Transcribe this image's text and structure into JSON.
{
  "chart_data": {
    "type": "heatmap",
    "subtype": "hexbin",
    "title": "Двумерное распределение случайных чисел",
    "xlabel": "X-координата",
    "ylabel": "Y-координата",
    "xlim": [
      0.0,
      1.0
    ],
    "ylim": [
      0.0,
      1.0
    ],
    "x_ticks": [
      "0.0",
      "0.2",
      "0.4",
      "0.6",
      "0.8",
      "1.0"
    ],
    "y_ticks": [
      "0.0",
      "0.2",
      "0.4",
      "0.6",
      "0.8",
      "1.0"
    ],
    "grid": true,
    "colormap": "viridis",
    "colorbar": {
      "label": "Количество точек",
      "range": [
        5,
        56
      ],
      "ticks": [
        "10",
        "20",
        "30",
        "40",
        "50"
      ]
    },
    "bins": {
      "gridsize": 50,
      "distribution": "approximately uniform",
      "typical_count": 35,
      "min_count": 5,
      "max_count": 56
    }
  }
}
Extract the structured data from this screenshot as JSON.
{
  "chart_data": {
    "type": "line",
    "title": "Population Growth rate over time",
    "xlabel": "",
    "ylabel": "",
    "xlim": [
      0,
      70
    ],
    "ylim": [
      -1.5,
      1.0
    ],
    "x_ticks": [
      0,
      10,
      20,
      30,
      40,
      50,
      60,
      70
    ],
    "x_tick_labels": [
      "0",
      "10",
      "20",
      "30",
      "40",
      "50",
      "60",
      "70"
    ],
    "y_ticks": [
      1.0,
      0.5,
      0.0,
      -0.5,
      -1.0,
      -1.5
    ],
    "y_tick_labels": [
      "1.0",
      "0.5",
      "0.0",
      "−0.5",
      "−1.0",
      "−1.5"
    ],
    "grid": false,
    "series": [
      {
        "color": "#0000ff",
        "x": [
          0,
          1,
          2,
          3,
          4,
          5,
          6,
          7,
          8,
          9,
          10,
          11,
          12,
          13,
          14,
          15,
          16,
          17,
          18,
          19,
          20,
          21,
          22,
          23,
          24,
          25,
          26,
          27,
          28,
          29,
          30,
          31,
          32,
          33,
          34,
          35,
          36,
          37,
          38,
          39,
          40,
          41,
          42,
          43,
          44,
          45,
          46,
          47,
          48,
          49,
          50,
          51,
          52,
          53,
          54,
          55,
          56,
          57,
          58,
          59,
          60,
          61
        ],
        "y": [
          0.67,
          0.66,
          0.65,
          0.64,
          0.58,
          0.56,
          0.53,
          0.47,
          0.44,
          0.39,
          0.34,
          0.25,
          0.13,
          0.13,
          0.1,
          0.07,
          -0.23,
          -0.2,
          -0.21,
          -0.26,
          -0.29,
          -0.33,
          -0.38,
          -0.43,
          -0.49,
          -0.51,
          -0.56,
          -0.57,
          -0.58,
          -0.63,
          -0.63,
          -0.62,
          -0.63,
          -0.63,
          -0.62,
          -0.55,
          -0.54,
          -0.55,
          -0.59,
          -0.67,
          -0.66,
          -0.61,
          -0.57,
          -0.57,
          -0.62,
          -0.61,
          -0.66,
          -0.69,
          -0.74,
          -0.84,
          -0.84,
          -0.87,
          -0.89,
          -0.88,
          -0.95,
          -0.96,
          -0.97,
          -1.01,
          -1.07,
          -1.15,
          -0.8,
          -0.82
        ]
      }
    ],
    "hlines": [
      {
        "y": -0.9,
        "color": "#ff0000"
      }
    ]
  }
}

________________________

◆ **Exercise requirements**
Extract every record and return it verbatim.

◆ **Output**
Transcribe this image's text and structure into JSON.
{
  "chart_data": {
    "type": "heatmap",
    "subtype": "hexbin",
    "title": "Двумерное распределение случайных чисел",
    "xlabel": "X-координата",
    "ylabel": "Y-координата",
    "xlim": [
      0.0,
      1.0
    ],
    "ylim": [
      0.0,
      1.0
    ],
    "x_ticks": [
      "0.0",
      "0.2",
      "0.4",
      "0.6",
      "0.8",
      "1.0"
    ],
    "y_ticks": [
      "0.0",
      "0.2",
      "0.4",
      "0.6",
      "0.8",
      "1.0"
    ],
    "grid": true,
    "colormap": "viridis",
    "colorbar": {
      "label": "Количество точек",
      "range": [
        5,
        56
      ],
      "ticks": [
        "10",
        "20",
        "30",
        "40",
        "50"
      ]
    },
    "bins": {
      "gridsize": 50,
      "distribution": "approximately uniform",
      "typical_count": 35,
      "min_count": 5,
      "max_count": 56
    }
  }
}
Extract the structured data from this screenshot as JSON.
{
  "chart_data": {
    "type": "line",
    "title": "Population Growth rate over time",
    "xlabel": "",
    "ylabel": "",
    "xlim": [
      0,
      70
    ],
    "ylim": [
      -1.5,
      1.0
    ],
    "x_ticks": [
      0,
      10,
      20,
      30,
      40,
      50,
      60,
      70
    ],
    "x_tick_labels": [
      "0",
      "10",
      "20",
      "30",
      "40",
      "50",
      "60",
      "70"
    ],
    "y_ticks": [
      1.0,
      0.5,
      0.0,
      -0.5,
      -1.0,
      -1.5
    ],
    "y_tick_labels": [
      "1.0",
      "0.5",
      "0.0",
      "−0.5",
      "−1.0",
      "−1.5"
    ],
    "grid": false,
    "series": [
      {
        "color": "#0000ff",
        "x": [
          0,
          1,
          2,
          3,
          4,
          5,
          6,
          7,
          8,
          9,
          10,
          11,
          12,
          13,
          14,
          15,
          16,
          17,
          18,
          19,
          20,
          21,
          22,
          23,
          24,
          25,
          26,
          27,
          28,
          29,
          30,
          31,
          32,
          33,
          34,
          35,
          36,
          37,
          38,
          39,
          40,
          41,
          42,
          43,
          44,
          45,
          46,
          47,
          48,
          49,
          50,
          51,
          52,
          53,
          54,
          55,
          56,
          57,
          58,
          59,
          60,
          61
        ],
        "y": [
          0.67,
          0.66,
          0.65,
          0.64,
          0.58,
          0.56,
          0.53,
          0.47,
          0.44,
          0.39,
          0.34,
          0.25,
          0.13,
          0.13,
          0.1,
          0.07,
          -0.23,
          -0.2,
          -0.21,
          -0.26,
          -0.29,
          -0.33,
          -0.38,
          -0.43,
          -0.49,
          -0.51,
          -0.56,
          -0.57,
          -0.58,
          -0.63,
          -0.63,
          -0.62,
          -0.63,
          -0.63,
          -0.62,
          -0.55,
          -0.54,
          -0.55,
          -0.59,
          -0.67,
          -0.66,
          -0.61,
          -0.57,
          -0.57,
          -0.62,
          -0.61,
          -0.66,
          -0.69,
          -0.74,
          -0.84,
          -0.84,
          -0.87,
          -0.89,
          -0.88,
          -0.95,
          -0.96,
          -0.97,
          -1.01,
          -1.07,
          -1.15,
          -0.8,
          -0.82
        ]
      }
    ],
    "hlines": [
      {
        "y": -0.9,
        "color": "#ff0000"
      }
    ]
  }
}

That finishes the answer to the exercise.